***** INFORMATION GIVEN

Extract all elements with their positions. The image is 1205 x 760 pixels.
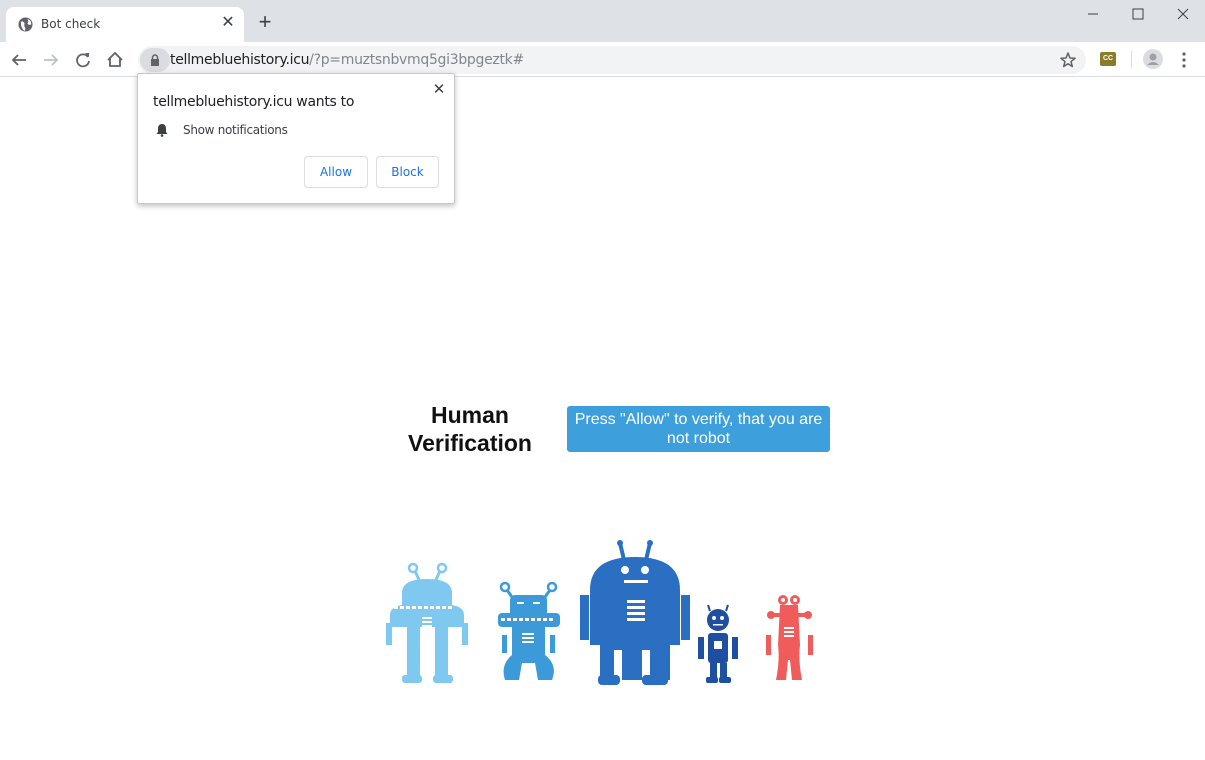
extension-cc-icon[interactable]: CC	[1100, 52, 1116, 66]
robot-light-blue	[386, 562, 468, 683]
permission-label: Show notifications	[183, 123, 288, 137]
allow-button[interactable]: Allow	[304, 156, 368, 188]
robot-medium-blue	[498, 581, 560, 680]
robot-red	[766, 595, 813, 680]
page-heading: Human Verification	[395, 401, 545, 457]
verify-button[interactable]: Press "Allow" to verify, that you are no…	[567, 406, 830, 452]
close-window-icon[interactable]	[1173, 4, 1193, 24]
title-bar: Bot check ✕ +	[0, 0, 1205, 42]
robots-illustration	[386, 540, 813, 685]
profile-avatar-icon[interactable]	[1143, 49, 1163, 69]
block-button[interactable]: Block	[376, 156, 439, 188]
heading-line-1: Human	[431, 402, 509, 428]
heading-line-2: Verification	[408, 430, 532, 456]
home-icon[interactable]	[104, 49, 126, 71]
popup-title: tellmebluehistory.icu wants to	[153, 94, 355, 110]
url-host: tellmebluehistory.icu	[170, 52, 310, 68]
robot-small-navy	[698, 604, 738, 683]
robot-big-blue	[580, 540, 690, 685]
new-tab-button[interactable]: +	[255, 11, 275, 33]
browser-tab[interactable]: Bot check ✕	[6, 7, 244, 42]
tab-close-icon[interactable]: ✕	[220, 15, 236, 31]
forward-icon[interactable]	[40, 49, 62, 71]
maximize-icon[interactable]	[1128, 4, 1148, 24]
globe-icon	[18, 17, 33, 32]
url-text[interactable]: tellmebluehistory.icu/?p=muztsnbvmq5gi3b…	[170, 52, 524, 68]
tab-title: Bot check	[41, 17, 101, 31]
popup-close-icon[interactable]: ✕	[431, 82, 447, 98]
bell-icon	[156, 124, 168, 137]
lock-icon	[151, 54, 159, 66]
minimize-icon[interactable]	[1083, 4, 1103, 24]
kebab-menu-icon[interactable]	[1176, 50, 1192, 70]
address-bar[interactable]: tellmebluehistory.icu/?p=muztsnbvmq5gi3b…	[138, 46, 1086, 74]
url-path: /?p=muztsnbvmq5gi3bpgeztk#	[309, 52, 524, 68]
toolbar-divider	[1131, 51, 1132, 68]
back-icon[interactable]	[8, 49, 30, 71]
browser-toolbar: tellmebluehistory.icu/?p=muztsnbvmq5gi3b…	[0, 42, 1205, 77]
reload-icon[interactable]	[72, 49, 94, 71]
site-info-button[interactable]	[140, 48, 170, 72]
notification-permission-popup: tellmebluehistory.icu wants to ✕ Show no…	[137, 73, 455, 204]
bookmark-star-icon[interactable]	[1058, 50, 1078, 70]
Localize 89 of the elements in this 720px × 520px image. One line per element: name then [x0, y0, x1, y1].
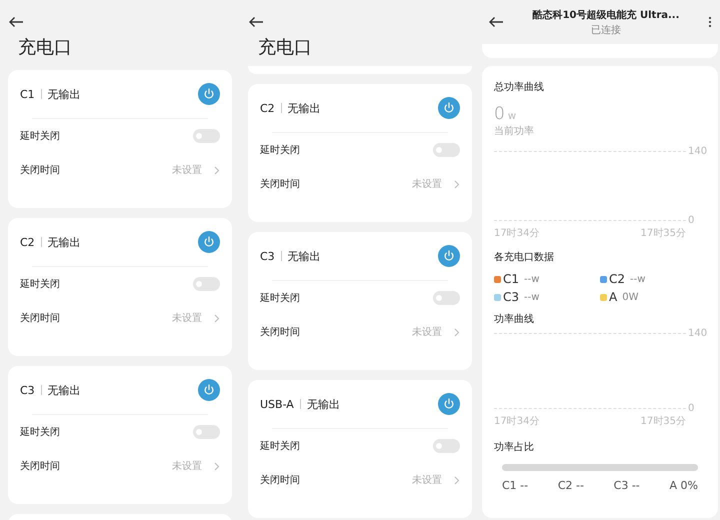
section-title: 功率曲线: [494, 312, 535, 326]
power-icon: [443, 102, 455, 114]
delay-off-toggle[interactable]: [193, 277, 220, 291]
axis-label: 17时35分: [640, 414, 686, 428]
share-label: C3 --: [614, 479, 640, 492]
port-status: 无输出: [48, 234, 81, 250]
port-status: 无输出: [48, 382, 81, 398]
port-name: C1: [20, 88, 35, 100]
section-title: 各充电口数据: [494, 250, 555, 264]
share-label: C2 --: [558, 479, 584, 492]
setting-label: 延时关闭: [260, 144, 300, 157]
axis-label: 0: [688, 403, 696, 414]
port-status: 无输出: [288, 100, 321, 116]
port-name: USB-A: [260, 398, 294, 410]
chevron-icon[interactable]: [454, 328, 460, 336]
power-button[interactable]: [198, 379, 220, 401]
delay-off-toggle[interactable]: [433, 291, 460, 305]
power-button[interactable]: [438, 97, 460, 119]
port-name: C3: [260, 250, 275, 262]
delay-off-toggle[interactable]: [433, 439, 460, 453]
axis-label: 140: [688, 328, 706, 339]
share-label: C1 --: [502, 479, 528, 492]
back-icon[interactable]: [488, 16, 504, 28]
power-button[interactable]: [198, 83, 220, 105]
power-icon: [203, 384, 215, 396]
setting-label: 关闭时间: [20, 164, 60, 177]
setting-label: 延时关闭: [260, 440, 300, 453]
power-icon: [203, 88, 215, 100]
port-status: 无输出: [288, 248, 321, 264]
port-name: C3: [503, 290, 520, 304]
setting-label: 延时关闭: [20, 426, 60, 439]
setting-label: 延时关闭: [20, 278, 60, 291]
delay-off-toggle[interactable]: [193, 425, 220, 439]
power-button[interactable]: [198, 231, 220, 253]
port-name: C2: [260, 102, 275, 114]
share-label: A 0%: [669, 479, 698, 492]
section-title: 总功率曲线: [494, 80, 545, 94]
setting-label: 延时关闭: [260, 292, 300, 305]
setting-value: 未设置: [172, 164, 202, 177]
power-icon: [443, 398, 455, 410]
axis-label: 0: [688, 215, 696, 226]
page-title: 充电口: [258, 36, 312, 59]
setting-label: 关闭时间: [260, 178, 300, 191]
port-name: A: [609, 290, 618, 304]
setting-label: 关闭时间: [20, 460, 60, 473]
port-name: C2: [20, 236, 35, 248]
power-icon: [203, 236, 215, 248]
port-power: --w: [524, 292, 540, 302]
power-caption: 当前功率: [494, 124, 535, 138]
connection-status: 已连接: [591, 24, 621, 36]
chevron-icon[interactable]: [214, 166, 220, 174]
chevron-icon[interactable]: [214, 314, 220, 322]
setting-value: 未设置: [172, 312, 202, 325]
port-power: --w: [630, 274, 646, 284]
power-button[interactable]: [438, 245, 460, 267]
device-title: 酷态科10号超级电能充 Ultra...: [532, 8, 680, 22]
chevron-icon[interactable]: [214, 462, 220, 470]
chevron-icon[interactable]: [454, 476, 460, 484]
port-power: 0W: [622, 292, 638, 302]
port-status: 无输出: [306, 396, 340, 412]
setting-value: 未设置: [412, 474, 442, 487]
port-power: --w: [524, 274, 540, 284]
power-icon: [443, 250, 455, 262]
axis-label: 17时34分: [494, 226, 540, 240]
power-value: 0: [494, 104, 505, 124]
setting-label: 关闭时间: [260, 474, 300, 487]
chevron-icon[interactable]: [454, 180, 460, 188]
port-status: 无输出: [48, 86, 81, 102]
axis-label: 140: [688, 146, 706, 157]
port-name: C1: [503, 272, 520, 286]
axis-label: 17时34分: [494, 414, 540, 428]
axis-label: 17时35分: [640, 226, 686, 240]
port-name: C3: [20, 384, 35, 396]
power-button[interactable]: [438, 393, 460, 415]
setting-label: 关闭时间: [20, 312, 60, 325]
setting-value: 未设置: [412, 326, 442, 339]
setting-label: 关闭时间: [260, 326, 300, 339]
delay-off-toggle[interactable]: [193, 129, 220, 143]
delay-off-toggle[interactable]: [433, 143, 460, 157]
back-icon[interactable]: [248, 16, 264, 28]
port-name: C2: [609, 272, 626, 286]
back-icon[interactable]: [8, 16, 24, 28]
setting-value: 未设置: [172, 460, 202, 473]
section-title: 功率占比: [494, 440, 535, 454]
more-icon[interactable]: [708, 16, 712, 28]
setting-value: 未设置: [412, 178, 442, 191]
power-unit: w: [508, 111, 516, 122]
page-title: 充电口: [18, 36, 72, 59]
setting-label: 延时关闭: [20, 130, 60, 143]
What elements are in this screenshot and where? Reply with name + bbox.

**********

STATED GOAL: Pull out every line in the rows above that contains the string "axis", treating uppercase and lowercase as distinct.

TASK SOLUTION:
axis-label: 17时35分: [640, 414, 686, 428]
axis-label: 0: [688, 403, 696, 414]
axis-label: 140: [688, 328, 706, 339]
axis-label: 0: [688, 215, 696, 226]
axis-label: 17时34分: [494, 226, 540, 240]
axis-label: 140: [688, 146, 706, 157]
axis-label: 17时34分: [494, 414, 540, 428]
axis-label: 17时35分: [640, 226, 686, 240]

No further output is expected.